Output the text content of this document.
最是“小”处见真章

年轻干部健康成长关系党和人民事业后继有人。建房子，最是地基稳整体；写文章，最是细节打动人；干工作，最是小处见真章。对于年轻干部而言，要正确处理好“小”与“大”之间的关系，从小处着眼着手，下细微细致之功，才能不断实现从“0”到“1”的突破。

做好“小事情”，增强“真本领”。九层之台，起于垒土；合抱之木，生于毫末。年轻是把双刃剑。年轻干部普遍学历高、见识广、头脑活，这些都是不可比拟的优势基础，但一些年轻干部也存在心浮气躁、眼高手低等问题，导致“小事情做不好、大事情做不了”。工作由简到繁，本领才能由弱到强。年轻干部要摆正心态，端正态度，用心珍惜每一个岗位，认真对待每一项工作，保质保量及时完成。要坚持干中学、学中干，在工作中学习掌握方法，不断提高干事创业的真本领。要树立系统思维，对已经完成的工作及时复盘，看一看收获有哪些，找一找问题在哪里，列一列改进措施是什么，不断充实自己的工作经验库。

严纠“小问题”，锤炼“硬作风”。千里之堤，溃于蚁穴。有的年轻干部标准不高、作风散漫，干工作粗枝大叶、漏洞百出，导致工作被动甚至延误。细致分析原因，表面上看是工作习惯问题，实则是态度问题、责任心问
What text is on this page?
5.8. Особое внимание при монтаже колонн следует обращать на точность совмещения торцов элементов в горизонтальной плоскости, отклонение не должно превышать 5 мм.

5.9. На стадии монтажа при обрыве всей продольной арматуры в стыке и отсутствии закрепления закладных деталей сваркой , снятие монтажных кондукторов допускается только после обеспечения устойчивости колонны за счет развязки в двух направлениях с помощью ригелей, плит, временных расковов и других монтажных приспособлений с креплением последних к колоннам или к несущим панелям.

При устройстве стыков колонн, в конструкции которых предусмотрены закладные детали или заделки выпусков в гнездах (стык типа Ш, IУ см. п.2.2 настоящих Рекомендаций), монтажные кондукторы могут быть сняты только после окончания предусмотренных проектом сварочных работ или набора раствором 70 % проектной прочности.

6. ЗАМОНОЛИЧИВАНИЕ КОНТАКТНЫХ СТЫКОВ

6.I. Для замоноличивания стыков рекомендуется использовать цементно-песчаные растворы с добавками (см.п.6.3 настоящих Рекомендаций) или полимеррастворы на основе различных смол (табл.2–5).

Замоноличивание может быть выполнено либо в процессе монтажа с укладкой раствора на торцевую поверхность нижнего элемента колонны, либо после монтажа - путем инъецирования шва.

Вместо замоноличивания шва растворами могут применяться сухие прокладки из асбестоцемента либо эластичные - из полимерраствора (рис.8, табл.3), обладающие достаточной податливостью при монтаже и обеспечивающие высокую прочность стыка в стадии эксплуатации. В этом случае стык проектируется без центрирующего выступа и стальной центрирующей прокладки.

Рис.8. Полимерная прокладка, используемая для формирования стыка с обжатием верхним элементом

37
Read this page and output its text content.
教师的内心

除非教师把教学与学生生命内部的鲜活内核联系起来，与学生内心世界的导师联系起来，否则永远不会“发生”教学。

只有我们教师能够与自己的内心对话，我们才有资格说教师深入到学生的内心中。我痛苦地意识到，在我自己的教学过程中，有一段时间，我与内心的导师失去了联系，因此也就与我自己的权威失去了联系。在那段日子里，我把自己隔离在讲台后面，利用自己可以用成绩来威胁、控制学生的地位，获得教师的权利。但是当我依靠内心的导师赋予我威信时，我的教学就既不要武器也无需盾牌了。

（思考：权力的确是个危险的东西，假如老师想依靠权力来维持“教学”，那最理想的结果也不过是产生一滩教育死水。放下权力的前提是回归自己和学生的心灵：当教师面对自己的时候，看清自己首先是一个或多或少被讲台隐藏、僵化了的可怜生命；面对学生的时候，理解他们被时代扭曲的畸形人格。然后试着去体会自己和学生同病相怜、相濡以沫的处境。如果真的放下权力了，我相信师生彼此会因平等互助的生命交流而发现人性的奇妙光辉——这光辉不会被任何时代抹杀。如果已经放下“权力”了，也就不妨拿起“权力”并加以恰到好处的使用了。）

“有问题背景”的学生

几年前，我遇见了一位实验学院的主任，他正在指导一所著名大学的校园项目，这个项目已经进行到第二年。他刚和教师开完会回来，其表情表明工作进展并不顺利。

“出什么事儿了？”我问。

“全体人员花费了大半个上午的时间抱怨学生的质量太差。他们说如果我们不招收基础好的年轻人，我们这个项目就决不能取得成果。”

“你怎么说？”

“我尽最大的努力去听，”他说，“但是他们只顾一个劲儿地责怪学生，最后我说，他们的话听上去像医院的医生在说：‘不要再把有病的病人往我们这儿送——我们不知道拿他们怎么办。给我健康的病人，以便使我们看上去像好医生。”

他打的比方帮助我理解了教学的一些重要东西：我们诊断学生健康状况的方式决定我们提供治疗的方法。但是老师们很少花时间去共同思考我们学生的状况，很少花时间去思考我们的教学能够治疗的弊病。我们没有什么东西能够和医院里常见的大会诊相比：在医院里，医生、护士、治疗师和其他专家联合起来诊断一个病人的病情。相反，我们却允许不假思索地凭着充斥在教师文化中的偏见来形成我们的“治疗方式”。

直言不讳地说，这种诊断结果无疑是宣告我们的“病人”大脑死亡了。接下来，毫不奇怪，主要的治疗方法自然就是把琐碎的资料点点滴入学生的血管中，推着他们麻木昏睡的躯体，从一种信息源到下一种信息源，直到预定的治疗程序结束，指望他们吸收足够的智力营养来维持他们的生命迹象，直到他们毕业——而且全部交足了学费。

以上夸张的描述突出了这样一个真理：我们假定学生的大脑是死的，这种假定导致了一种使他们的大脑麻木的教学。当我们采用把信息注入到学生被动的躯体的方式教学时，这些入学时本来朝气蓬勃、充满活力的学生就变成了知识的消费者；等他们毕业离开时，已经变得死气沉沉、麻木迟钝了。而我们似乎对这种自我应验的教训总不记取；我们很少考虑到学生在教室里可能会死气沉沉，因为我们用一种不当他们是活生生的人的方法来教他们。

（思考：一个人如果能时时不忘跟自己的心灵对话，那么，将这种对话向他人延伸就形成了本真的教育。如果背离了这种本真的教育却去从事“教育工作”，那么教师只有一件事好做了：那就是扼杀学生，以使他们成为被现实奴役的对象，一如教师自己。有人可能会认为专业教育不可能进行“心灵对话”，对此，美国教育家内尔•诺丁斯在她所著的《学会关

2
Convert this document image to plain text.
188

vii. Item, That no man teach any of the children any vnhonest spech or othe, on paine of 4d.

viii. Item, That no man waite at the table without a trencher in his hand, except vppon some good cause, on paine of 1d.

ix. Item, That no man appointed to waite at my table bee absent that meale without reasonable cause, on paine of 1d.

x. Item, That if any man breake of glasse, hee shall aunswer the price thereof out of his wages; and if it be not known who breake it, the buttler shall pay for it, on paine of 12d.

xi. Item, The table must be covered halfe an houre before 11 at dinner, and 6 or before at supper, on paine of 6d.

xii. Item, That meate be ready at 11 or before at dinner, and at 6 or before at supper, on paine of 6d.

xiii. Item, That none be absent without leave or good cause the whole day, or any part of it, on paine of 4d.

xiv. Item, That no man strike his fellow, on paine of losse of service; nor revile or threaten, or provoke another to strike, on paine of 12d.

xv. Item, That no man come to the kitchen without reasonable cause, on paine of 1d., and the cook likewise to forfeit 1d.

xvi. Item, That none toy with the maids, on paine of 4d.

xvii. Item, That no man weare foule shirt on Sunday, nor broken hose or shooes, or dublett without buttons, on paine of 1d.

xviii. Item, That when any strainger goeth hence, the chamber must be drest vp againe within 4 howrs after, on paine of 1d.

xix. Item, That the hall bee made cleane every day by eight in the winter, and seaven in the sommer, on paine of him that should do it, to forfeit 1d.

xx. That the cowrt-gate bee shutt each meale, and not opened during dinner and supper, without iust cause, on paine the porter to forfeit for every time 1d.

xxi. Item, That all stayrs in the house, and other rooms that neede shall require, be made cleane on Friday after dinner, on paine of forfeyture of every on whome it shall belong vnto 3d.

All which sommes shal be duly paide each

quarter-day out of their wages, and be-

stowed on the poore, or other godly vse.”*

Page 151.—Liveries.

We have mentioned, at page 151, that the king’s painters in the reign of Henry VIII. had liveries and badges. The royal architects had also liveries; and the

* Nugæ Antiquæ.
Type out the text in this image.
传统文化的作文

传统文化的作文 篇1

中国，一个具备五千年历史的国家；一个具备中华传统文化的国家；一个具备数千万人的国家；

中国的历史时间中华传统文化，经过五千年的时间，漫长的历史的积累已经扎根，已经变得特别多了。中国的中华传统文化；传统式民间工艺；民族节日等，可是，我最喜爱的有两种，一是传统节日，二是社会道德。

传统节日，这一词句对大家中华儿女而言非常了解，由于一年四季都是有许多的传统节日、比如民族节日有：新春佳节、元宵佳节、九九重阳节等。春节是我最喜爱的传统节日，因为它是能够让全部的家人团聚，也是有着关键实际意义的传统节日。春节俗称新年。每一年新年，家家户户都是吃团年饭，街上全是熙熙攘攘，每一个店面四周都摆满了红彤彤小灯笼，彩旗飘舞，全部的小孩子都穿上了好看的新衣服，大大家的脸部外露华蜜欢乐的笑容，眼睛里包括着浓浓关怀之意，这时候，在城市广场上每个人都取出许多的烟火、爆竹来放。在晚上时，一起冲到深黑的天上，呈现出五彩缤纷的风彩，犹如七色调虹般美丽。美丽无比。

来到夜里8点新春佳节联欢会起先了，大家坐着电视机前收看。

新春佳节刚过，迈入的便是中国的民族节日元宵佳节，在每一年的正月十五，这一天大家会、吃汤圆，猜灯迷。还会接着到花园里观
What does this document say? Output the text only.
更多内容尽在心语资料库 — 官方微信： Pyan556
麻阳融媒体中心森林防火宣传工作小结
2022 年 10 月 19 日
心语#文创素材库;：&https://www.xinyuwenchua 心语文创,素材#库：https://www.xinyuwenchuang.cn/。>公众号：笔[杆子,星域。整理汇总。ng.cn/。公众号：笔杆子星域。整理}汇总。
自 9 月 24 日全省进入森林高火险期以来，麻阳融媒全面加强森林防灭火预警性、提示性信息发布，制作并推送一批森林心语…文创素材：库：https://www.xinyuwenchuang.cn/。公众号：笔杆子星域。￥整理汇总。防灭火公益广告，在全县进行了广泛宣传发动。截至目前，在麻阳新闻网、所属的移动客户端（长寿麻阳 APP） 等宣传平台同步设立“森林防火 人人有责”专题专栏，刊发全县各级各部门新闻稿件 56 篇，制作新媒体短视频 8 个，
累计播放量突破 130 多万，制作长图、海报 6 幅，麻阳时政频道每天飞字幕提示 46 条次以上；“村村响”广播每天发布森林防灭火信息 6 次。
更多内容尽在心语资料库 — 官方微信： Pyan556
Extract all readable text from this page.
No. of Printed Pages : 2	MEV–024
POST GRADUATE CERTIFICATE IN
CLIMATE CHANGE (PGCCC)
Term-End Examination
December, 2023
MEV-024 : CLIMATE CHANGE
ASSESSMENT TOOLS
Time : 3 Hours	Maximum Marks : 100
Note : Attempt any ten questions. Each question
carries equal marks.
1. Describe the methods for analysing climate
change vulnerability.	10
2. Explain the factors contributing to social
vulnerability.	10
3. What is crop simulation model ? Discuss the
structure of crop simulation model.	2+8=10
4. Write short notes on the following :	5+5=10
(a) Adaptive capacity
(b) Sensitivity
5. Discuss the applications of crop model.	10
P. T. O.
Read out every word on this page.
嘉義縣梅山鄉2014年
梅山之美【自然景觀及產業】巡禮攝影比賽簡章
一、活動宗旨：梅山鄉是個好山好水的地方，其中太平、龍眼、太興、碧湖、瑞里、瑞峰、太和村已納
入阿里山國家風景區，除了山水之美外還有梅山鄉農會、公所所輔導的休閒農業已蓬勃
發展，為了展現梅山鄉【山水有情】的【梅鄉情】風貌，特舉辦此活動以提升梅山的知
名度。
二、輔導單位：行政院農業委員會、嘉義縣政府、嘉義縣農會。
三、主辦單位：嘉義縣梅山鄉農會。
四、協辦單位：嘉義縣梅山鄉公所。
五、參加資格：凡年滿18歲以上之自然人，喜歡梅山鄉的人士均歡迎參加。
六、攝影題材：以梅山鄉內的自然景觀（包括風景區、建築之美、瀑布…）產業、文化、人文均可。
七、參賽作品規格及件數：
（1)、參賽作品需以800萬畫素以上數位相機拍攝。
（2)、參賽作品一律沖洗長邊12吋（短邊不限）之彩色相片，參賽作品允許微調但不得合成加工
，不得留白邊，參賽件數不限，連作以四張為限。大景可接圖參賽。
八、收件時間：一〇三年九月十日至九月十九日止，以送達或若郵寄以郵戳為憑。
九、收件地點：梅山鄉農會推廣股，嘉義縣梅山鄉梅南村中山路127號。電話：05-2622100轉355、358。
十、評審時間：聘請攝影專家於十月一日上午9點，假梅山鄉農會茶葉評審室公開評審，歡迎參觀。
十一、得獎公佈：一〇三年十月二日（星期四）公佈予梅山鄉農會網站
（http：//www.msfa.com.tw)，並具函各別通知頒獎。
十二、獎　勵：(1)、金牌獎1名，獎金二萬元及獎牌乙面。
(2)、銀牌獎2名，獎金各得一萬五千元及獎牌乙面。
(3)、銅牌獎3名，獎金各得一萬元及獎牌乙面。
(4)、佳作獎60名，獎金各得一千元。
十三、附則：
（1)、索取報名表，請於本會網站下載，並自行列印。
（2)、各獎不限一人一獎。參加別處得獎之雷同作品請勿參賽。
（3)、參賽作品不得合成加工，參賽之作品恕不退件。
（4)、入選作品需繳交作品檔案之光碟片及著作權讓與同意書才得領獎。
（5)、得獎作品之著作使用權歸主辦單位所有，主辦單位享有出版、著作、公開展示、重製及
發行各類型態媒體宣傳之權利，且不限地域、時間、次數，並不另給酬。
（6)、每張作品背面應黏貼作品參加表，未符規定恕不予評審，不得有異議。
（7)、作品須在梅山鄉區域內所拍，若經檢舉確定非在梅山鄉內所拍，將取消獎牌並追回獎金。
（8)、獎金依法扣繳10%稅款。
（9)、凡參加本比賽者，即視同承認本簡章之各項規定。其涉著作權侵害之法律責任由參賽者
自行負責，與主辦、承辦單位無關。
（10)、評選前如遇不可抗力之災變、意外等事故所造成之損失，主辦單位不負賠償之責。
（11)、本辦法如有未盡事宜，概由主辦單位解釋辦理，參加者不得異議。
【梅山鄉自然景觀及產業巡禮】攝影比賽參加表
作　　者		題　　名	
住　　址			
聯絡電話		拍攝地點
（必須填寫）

────────────────────

Your answer should be a single number: the count of lines in the listing that contain the word "crop".

*The reply:*
3